> Instructions to follow: Find and copy each line of the records where the string "Sauerstoff" shows up.

BEGIN Records shown

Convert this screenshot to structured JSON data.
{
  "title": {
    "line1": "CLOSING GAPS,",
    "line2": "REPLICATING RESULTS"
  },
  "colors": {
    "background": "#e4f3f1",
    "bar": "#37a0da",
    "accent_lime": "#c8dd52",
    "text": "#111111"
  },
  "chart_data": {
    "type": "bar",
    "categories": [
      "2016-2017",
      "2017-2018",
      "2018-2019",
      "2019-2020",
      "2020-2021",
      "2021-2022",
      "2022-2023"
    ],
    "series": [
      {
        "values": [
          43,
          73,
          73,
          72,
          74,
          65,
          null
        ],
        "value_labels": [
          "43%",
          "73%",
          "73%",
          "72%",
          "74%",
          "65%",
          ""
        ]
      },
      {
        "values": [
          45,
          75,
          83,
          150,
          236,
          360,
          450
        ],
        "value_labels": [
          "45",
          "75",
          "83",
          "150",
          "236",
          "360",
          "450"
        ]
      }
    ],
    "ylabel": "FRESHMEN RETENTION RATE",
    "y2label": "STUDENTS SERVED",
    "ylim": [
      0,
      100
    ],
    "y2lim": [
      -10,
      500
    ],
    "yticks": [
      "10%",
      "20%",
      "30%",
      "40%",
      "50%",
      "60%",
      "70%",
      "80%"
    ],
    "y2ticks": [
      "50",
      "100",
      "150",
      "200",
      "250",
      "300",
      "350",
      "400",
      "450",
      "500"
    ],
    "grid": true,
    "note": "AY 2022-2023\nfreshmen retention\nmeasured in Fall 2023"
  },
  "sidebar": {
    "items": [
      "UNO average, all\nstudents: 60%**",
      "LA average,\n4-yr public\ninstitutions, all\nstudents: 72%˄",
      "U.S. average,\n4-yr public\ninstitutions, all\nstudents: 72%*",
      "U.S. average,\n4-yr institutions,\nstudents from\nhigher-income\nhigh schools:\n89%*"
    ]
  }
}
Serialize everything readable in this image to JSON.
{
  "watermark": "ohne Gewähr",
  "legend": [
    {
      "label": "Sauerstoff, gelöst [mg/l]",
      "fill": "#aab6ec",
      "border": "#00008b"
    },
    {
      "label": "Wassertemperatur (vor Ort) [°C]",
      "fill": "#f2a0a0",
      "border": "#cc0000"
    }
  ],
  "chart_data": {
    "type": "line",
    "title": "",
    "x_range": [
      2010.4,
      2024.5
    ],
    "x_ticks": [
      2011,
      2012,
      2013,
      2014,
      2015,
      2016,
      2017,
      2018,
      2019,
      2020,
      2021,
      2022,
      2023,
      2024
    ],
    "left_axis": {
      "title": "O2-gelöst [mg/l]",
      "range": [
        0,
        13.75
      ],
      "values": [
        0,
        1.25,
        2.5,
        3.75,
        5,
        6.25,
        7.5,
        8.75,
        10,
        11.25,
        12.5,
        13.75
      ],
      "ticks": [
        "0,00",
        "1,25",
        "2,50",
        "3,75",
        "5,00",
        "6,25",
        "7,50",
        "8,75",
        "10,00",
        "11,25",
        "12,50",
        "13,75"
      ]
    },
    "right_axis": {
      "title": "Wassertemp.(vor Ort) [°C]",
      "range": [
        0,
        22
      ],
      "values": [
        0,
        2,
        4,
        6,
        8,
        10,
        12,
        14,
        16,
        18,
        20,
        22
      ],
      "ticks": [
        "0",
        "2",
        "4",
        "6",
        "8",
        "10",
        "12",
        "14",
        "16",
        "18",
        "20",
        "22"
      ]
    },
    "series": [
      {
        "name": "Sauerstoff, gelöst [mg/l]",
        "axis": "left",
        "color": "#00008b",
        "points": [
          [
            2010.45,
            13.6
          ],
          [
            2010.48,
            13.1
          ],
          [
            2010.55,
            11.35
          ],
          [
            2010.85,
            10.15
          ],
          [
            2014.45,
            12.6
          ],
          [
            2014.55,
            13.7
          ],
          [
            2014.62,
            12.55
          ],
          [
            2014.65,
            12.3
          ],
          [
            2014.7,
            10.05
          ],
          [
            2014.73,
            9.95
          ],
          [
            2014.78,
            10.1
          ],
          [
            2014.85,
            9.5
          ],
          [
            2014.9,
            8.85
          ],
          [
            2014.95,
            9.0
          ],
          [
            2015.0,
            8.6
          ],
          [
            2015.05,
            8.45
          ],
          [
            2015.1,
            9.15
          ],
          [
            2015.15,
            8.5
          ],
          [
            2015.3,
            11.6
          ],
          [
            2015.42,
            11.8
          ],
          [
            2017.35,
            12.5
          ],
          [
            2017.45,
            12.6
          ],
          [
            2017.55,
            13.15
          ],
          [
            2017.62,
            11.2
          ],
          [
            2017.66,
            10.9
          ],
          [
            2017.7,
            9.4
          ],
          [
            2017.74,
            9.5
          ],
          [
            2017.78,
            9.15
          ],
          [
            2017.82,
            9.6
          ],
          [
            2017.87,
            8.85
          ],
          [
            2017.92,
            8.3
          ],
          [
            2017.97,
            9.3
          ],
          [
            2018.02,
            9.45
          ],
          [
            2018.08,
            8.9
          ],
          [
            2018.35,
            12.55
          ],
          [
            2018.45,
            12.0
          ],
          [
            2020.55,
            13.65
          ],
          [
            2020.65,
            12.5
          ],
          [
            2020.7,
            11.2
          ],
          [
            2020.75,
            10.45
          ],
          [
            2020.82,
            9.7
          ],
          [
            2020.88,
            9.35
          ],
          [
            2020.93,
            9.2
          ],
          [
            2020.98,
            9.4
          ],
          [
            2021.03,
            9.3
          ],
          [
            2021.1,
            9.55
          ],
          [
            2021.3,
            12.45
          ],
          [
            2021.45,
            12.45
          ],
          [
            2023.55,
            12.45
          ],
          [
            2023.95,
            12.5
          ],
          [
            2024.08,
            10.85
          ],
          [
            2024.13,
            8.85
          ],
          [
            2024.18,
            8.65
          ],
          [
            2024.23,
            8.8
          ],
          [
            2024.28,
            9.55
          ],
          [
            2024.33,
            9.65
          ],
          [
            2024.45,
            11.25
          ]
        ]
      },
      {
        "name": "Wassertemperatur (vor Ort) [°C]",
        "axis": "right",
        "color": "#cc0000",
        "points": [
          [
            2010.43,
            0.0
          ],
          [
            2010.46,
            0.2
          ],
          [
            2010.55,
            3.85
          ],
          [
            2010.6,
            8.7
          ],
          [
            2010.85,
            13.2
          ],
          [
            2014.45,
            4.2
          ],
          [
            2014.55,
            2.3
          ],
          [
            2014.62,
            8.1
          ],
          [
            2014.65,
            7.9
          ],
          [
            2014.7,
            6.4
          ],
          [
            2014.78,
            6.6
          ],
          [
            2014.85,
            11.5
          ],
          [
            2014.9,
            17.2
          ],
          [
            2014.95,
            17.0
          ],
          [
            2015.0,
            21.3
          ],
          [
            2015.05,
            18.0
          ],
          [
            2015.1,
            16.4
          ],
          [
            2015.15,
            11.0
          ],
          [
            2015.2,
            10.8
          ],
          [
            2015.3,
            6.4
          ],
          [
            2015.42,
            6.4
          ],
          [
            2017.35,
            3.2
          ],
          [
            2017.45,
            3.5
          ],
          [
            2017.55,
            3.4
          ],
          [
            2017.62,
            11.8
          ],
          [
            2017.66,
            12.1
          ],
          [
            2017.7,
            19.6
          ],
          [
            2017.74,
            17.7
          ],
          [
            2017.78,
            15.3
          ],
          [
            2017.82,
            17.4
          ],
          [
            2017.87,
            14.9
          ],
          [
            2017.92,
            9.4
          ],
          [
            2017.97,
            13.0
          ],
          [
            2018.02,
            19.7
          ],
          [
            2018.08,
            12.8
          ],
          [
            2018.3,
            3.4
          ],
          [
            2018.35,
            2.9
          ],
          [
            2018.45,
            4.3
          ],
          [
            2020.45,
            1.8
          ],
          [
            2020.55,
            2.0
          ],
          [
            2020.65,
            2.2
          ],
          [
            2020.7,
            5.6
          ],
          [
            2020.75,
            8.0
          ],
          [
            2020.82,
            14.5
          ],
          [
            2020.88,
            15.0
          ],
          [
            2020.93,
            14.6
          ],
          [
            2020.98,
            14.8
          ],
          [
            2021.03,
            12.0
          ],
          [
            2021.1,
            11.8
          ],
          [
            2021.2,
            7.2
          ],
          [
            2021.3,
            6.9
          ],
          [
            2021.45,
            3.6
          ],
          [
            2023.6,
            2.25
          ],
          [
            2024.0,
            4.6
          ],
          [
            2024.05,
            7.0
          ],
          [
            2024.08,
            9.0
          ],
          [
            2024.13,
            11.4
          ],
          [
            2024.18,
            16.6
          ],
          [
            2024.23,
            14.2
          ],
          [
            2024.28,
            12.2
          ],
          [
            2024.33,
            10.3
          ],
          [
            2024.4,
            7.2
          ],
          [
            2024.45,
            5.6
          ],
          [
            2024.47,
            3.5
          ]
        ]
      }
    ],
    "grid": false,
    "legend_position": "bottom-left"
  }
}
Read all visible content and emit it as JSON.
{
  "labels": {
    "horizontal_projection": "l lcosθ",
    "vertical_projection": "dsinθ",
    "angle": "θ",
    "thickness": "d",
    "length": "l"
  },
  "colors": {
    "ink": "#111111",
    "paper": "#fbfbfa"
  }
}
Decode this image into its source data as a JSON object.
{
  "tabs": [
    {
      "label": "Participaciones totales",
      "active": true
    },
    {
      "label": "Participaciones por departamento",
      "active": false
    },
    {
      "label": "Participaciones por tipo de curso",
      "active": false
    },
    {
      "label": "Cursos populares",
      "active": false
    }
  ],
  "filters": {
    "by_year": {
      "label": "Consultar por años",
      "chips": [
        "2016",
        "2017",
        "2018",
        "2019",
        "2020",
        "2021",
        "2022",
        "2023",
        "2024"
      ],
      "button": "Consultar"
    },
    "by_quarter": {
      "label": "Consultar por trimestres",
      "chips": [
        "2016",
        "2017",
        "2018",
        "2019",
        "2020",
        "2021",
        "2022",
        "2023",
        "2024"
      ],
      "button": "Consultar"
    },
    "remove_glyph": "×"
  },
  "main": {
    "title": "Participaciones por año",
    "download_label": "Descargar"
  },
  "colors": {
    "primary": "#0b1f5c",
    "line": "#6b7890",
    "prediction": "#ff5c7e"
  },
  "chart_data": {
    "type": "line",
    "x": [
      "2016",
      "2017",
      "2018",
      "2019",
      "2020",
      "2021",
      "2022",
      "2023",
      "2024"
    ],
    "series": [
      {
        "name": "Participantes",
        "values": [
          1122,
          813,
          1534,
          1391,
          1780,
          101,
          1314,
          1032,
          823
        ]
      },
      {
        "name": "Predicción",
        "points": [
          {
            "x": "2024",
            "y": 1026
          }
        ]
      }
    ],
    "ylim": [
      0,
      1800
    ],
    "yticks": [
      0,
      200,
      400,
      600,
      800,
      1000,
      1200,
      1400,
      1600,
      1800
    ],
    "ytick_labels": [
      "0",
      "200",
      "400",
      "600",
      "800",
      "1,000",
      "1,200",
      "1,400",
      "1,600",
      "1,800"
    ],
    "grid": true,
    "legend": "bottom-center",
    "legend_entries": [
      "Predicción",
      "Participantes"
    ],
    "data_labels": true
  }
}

END Records shown

> Solution to this task:
      "label": "Sauerstoff, gelöst [mg/l]",
        "name": "Sauerstoff, gelöst [mg/l]",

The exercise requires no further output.